Document extract:
────────────────

SLURM

SLURM is a job scheduling and resource management system used at Davidson College to facilitate the use of Research Computing resources. SLURM organizes computational work into bundles of resources and code to be executed using those resources. These bundles are called jobs. You can create a job that utilizes available nodes to run your program.

Basic Usage

Submitting Jobs with sbatch

In order to run your programs through SLURM, first you must create a job-request (by writing a simple script) and then submit it to SLURM. Once SLURM receives your job-request, it allocates the necessary resources to execute your job.

You can create your job-request as a bash script and then submit the request using the sbatch [script name] command.

Example

Create a new file named "test_script.sh" and "python_script.py" in your current directory.
"test_script.sh" should have the following content:

#!/bin/bash

### The following are the job-request specifications:

#SBATCH --job-name "Test Job"   ## Name of the job  
#SBATCH --ntasks 1              ## Number of tasks for MPI workers
#SBATCH --cpus-per-task 1       ## Number of CPUs to be used for each task
#SBATCH --partition basic       ## The partition the job will run on
#SBATCH --account public        ## The group name the job will be associated with

### The following are the command(s) you wish to run:

python3 python_script.py

"python_script.py" should have the following content:

print("running a python script")

Once you save the file, submit the job-request by running the sbatch test_script.sh command.
After successfully submitting a job, you will receive a response including the job-id of the submitted job: Submitted batch job [job-id].

────────────────

Material:
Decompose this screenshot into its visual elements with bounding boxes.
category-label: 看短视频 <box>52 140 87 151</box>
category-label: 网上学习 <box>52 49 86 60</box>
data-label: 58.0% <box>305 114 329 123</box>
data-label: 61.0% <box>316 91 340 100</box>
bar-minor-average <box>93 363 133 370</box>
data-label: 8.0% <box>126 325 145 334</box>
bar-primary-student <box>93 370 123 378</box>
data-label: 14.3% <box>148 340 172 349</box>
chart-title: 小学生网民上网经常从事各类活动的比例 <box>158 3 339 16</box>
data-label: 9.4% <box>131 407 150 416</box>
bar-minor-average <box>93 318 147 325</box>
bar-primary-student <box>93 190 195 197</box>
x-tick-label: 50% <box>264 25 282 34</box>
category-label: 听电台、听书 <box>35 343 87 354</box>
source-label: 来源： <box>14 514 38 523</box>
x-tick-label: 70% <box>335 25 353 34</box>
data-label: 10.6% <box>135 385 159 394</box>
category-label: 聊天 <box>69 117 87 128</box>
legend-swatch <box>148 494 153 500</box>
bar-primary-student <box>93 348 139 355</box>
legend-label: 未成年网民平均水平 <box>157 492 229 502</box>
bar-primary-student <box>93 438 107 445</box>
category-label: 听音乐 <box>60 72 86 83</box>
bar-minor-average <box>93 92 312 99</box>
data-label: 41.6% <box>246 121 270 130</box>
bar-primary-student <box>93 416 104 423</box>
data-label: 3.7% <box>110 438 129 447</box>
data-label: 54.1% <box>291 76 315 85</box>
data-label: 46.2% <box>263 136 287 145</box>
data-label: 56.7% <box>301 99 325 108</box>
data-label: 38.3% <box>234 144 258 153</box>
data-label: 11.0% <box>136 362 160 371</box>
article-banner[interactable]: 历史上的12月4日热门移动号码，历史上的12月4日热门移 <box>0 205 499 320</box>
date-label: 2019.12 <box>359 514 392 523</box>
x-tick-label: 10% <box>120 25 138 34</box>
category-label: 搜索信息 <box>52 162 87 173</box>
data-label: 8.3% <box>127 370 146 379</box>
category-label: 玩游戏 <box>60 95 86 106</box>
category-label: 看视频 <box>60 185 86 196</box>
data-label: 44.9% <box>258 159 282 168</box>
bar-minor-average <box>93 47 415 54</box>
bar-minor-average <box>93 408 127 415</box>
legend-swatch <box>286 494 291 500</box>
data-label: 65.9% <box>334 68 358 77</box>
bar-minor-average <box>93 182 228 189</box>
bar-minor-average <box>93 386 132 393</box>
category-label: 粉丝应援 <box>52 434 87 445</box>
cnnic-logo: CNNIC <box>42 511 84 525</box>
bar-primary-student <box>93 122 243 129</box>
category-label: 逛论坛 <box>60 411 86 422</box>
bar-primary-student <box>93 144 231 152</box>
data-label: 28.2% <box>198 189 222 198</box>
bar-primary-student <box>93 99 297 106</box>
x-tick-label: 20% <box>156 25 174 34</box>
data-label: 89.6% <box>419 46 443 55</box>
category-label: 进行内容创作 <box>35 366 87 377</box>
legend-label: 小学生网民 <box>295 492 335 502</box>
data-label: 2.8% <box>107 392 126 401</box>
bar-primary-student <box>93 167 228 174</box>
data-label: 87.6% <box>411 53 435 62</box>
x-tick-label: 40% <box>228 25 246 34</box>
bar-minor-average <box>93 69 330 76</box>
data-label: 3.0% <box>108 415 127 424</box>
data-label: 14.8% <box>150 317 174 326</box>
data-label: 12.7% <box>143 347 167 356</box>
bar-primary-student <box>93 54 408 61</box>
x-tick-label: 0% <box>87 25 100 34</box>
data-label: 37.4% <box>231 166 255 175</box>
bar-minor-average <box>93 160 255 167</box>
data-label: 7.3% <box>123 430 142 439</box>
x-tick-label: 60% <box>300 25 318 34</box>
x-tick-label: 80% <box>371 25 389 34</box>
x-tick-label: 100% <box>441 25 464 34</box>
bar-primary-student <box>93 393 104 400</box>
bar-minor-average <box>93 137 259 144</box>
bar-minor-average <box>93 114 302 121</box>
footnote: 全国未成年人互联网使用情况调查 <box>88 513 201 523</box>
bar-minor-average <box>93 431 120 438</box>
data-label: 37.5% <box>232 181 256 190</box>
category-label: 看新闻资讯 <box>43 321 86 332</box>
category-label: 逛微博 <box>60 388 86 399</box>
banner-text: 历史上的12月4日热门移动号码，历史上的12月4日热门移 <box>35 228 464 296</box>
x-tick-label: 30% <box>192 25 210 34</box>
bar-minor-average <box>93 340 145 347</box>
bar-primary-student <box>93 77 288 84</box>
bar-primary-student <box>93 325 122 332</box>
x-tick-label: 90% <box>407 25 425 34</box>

────────────────

Things to do:
a. Retype the rows from their first line through the line containing "category-label: 玩游戏 <box>60 95 86 106</box>", both included, with each line unchanged.
b. Extend the SLURM guide text, beginning after its final sentence.

Responses in order:
a.
Decompose this screenshot into its visual elements with bounding boxes.
category-label: 看短视频 <box>52 140 87 151</box>
category-label: 网上学习 <box>52 49 86 60</box>
data-label: 58.0% <box>305 114 329 123</box>
data-label: 61.0% <box>316 91 340 100</box>
bar-minor-average <box>93 363 133 370</box>
data-label: 8.0% <box>126 325 145 334</box>
bar-primary-student <box>93 370 123 378</box>
data-label: 14.3% <box>148 340 172 349</box>
chart-title: 小学生网民上网经常从事各类活动的比例 <box>158 3 339 16</box>
data-label: 9.4% <box>131 407 150 416</box>
bar-minor-average <box>93 318 147 325</box>
bar-primary-student <box>93 190 195 197</box>
x-tick-label: 50% <box>264 25 282 34</box>
category-label: 听电台、听书 <box>35 343 87 354</box>
source-label: 来源： <box>14 514 38 523</box>
x-tick-label: 70% <box>335 25 353 34</box>
data-label: 10.6% <box>135 385 159 394</box>
category-label: 聊天 <box>69 117 87 128</box>
legend-swatch <box>148 494 153 500</box>
bar-primary-student <box>93 348 139 355</box>
legend-label: 未成年网民平均水平 <box>157 492 229 502</box>
bar-primary-student <box>93 438 107 445</box>
category-label: 听音乐 <box>60 72 86 83</box>
bar-minor-average <box>93 92 312 99</box>
data-label: 41.6% <box>246 121 270 130</box>
bar-primary-student <box>93 416 104 423</box>
data-label: 3.7% <box>110 438 129 447</box>
data-label: 54.1% <box>291 76 315 85</box>
data-label: 46.2% <box>263 136 287 145</box>
data-label: 56.7% <box>301 99 325 108</box>
data-label: 38.3% <box>234 144 258 153</box>
data-label: 11.0% <box>136 362 160 371</box>
article-banner[interactable]: 历史上的12月4日热门移动号码，历史上的12月4日热门移 <box>0 205 499 320</box>
date-label: 2019.12 <box>359 514 392 523</box>
x-tick-label: 10% <box>120 25 138 34</box>
category-label: 搜索信息 <box>52 162 87 173</box>
data-label: 8.3% <box>127 370 146 379</box>
category-label: 玩游戏 <box>60 95 86 106</box>

b.
Note

Here are some of the most commonly used commands:

squeue --me lists all the jobs you submitted
scancel [job-id] cancels the job you submitted
sacct displays all the job information and their current state
sstat [job-id] displays the status information (memory/CPU usage, amount of steps, etc.) of a running job
scrontab for submitting reccuring jobs

Warning

Be mindful of others while running heavy computations, it may impact the workflow of other users computations.

Once a job completes, a text file containing the output of your commands is created in your home directory.

Submitting Jobs with salloc

Batch jobs submitted with the sbatch command does not allow interactive user input. You can use the salloc command for interactive job-requests instead. This command requires you to specify desired resources as options such as --nodes, --mem, and --ntasks. Once resources are allocated, a shell will be provided to you. You can run desired scripts inside this shell and debug/test them immediately.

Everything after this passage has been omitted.